▶ MATERIAL TO PROCESS:

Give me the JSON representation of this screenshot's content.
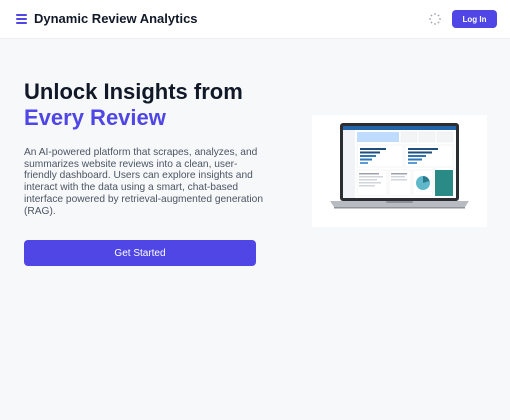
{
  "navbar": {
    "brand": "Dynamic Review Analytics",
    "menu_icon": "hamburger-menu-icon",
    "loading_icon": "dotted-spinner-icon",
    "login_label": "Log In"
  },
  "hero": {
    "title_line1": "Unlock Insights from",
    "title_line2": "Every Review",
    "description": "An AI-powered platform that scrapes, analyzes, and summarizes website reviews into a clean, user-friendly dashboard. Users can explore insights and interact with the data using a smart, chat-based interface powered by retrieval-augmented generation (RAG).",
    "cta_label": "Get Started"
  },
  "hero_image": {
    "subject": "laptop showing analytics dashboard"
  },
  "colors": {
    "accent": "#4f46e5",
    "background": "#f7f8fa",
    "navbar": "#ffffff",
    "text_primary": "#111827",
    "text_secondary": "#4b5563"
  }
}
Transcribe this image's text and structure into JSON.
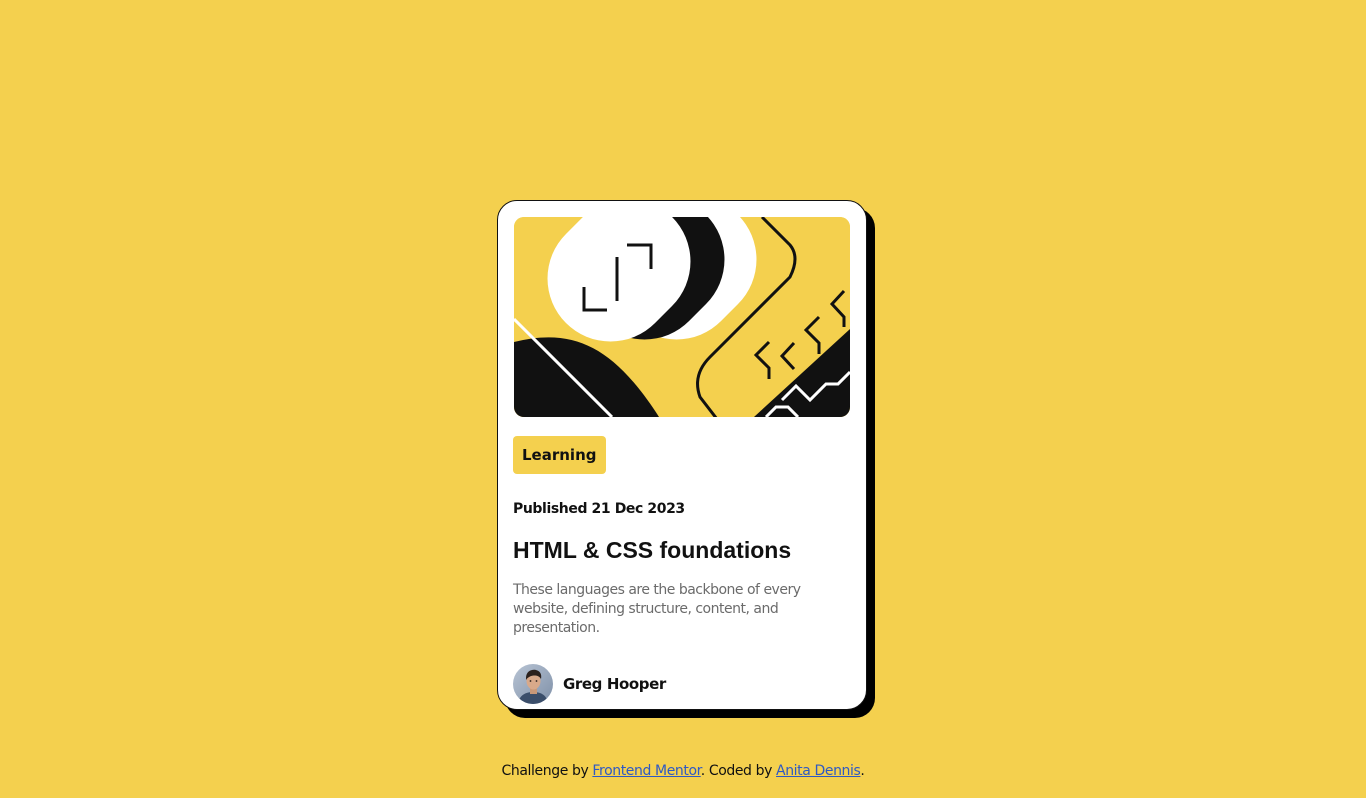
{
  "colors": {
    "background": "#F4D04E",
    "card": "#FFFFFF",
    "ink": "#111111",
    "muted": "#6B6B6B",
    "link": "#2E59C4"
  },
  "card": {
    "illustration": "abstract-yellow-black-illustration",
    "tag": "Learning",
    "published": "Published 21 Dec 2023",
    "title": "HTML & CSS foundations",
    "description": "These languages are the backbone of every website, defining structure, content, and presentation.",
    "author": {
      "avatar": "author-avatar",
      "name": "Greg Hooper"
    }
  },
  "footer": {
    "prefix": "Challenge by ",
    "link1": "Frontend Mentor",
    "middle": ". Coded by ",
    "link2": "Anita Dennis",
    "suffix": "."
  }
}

▶ GIVEN EXERCISE: In your copy of the listing above, reproduce each line exactly and omit all pictures.

▶ RESPONSE:
Give me the JSON representation of this screenshot's content.
{
  "navbar": {
    "brand": "Dynamic Review Analytics",
    "menu_icon": "hamburger-menu-icon",
    "loading_icon": "dotted-spinner-icon",
    "login_label": "Log In"
  },
  "hero": {
    "title_line1": "Unlock Insights from",
    "title_line2": "Every Review",
    "description": "An AI-powered platform that scrapes, analyzes, and summarizes website reviews into a clean, user-friendly dashboard. Users can explore insights and interact with the data using a smart, chat-based interface powered by retrieval-augmented generation (RAG).",
    "cta_label": "Get Started"
  },
  "hero_image": {
    "subject": "laptop showing analytics dashboard"
  },
  "colors": {
    "accent": "#4f46e5",
    "background": "#f7f8fa",
    "navbar": "#ffffff",
    "text_primary": "#111827",
    "text_secondary": "#4b5563"
  }
}
Transcribe this image's text and structure into JSON.
{
  "colors": {
    "background": "#F4D04E",
    "card": "#FFFFFF",
    "ink": "#111111",
    "muted": "#6B6B6B",
    "link": "#2E59C4"
  },
  "card": {
    "illustration": "abstract-yellow-black-illustration",
    "tag": "Learning",
    "published": "Published 21 Dec 2023",
    "title": "HTML & CSS foundations",
    "description": "These languages are the backbone of every website, defining structure, content, and presentation.",
    "author": {
      "avatar": "author-avatar",
      "name": "Greg Hooper"
    }
  },
  "footer": {
    "prefix": "Challenge by ",
    "link1": "Frontend Mentor",
    "middle": ". Coded by ",
    "link2": "Anita Dennis",
    "suffix": "."
  }
}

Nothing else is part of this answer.